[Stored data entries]
# # # # #
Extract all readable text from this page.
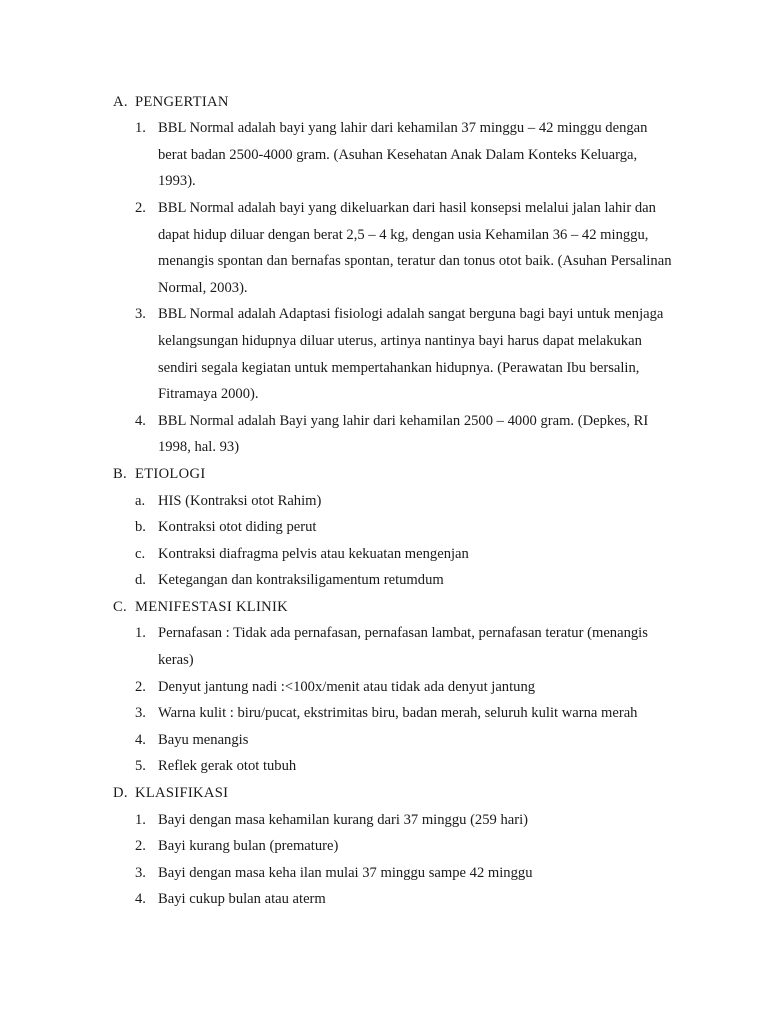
A. PENGERTIAN
1. BBL Normal adalah bayi yang lahir dari kehamilan 37 minggu – 42 minggu dengan berat badan 2500-4000 gram. (Asuhan Kesehatan Anak Dalam Konteks Keluarga, 1993).
2. BBL Normal adalah bayi yang dikeluarkan dari hasil konsepsi melalui jalan lahir dan dapat hidup diluar dengan berat 2,5 – 4 kg, dengan usia Kehamilan 36 – 42 minggu, menangis spontan dan bernafas spontan, teratur dan tonus otot baik. (Asuhan Persalinan Normal, 2003).
3. BBL Normal adalah Adaptasi fisiologi adalah sangat berguna bagi bayi untuk menjaga kelangsungan hidupnya diluar uterus, artinya nantinya bayi harus dapat melakukan sendiri segala kegiatan untuk mempertahankan hidupnya. (Perawatan Ibu bersalin, Fitramaya 2000).
4. BBL Normal adalah Bayi yang lahir dari kehamilan 2500 – 4000 gram. (Depkes, RI 1998, hal. 93)
B. ETIOLOGI
a. HIS (Kontraksi otot Rahim)
b. Kontraksi otot diding perut
c. Kontraksi diafragma pelvis atau kekuatan mengenjan
d. Ketegangan dan kontraksiligamentum retumdum
C. MENIFESTASI KLINIK
1. Pernafasan : Tidak ada pernafasan, pernafasan lambat, pernafasan teratur (menangis keras)
2. Denyut jantung nadi :<100x/menit atau tidak ada denyut jantung
3. Warna kulit : biru/pucat, ekstrimitas biru, badan merah, seluruh kulit warna merah
4. Bayu menangis
5. Reflek gerak otot tubuh
D. KLASIFIKASI
1. Bayi dengan masa kehamilan kurang dari 37 minggu (259 hari)
2. Bayi kurang bulan (premature)
3. Bayi dengan masa keha ilan mulai 37 minggu sampe 42 minggu
4. Bayi cukup bulan atau aterm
# # # # #
--- WHAT IS BEING ASKED ---
Reproduce all entries exactly. Pictures do not belong in the copy.

--- TASK OUTPUT ---
Extract all readable text from this page.
A. PENGERTIAN
1. BBL Normal adalah bayi yang lahir dari kehamilan 37 minggu – 42 minggu dengan berat badan 2500-4000 gram. (Asuhan Kesehatan Anak Dalam Konteks Keluarga, 1993).
2. BBL Normal adalah bayi yang dikeluarkan dari hasil konsepsi melalui jalan lahir dan dapat hidup diluar dengan berat 2,5 – 4 kg, dengan usia Kehamilan 36 – 42 minggu, menangis spontan dan bernafas spontan, teratur dan tonus otot baik. (Asuhan Persalinan Normal, 2003).
3. BBL Normal adalah Adaptasi fisiologi adalah sangat berguna bagi bayi untuk menjaga kelangsungan hidupnya diluar uterus, artinya nantinya bayi harus dapat melakukan sendiri segala kegiatan untuk mempertahankan hidupnya. (Perawatan Ibu bersalin, Fitramaya 2000).
4. BBL Normal adalah Bayi yang lahir dari kehamilan 2500 – 4000 gram. (Depkes, RI 1998, hal. 93)
B. ETIOLOGI
a. HIS (Kontraksi otot Rahim)
b. Kontraksi otot diding perut
c. Kontraksi diafragma pelvis atau kekuatan mengenjan
d. Ketegangan dan kontraksiligamentum retumdum
C. MENIFESTASI KLINIK
1. Pernafasan : Tidak ada pernafasan, pernafasan lambat, pernafasan teratur (menangis keras)
2. Denyut jantung nadi :<100x/menit atau tidak ada denyut jantung
3. Warna kulit : biru/pucat, ekstrimitas biru, badan merah, seluruh kulit warna merah
4. Bayu menangis
5. Reflek gerak otot tubuh
D. KLASIFIKASI
1. Bayi dengan masa kehamilan kurang dari 37 minggu (259 hari)
2. Bayi kurang bulan (premature)
3. Bayi dengan masa keha ilan mulai 37 minggu sampe 42 minggu
4. Bayi cukup bulan atau aterm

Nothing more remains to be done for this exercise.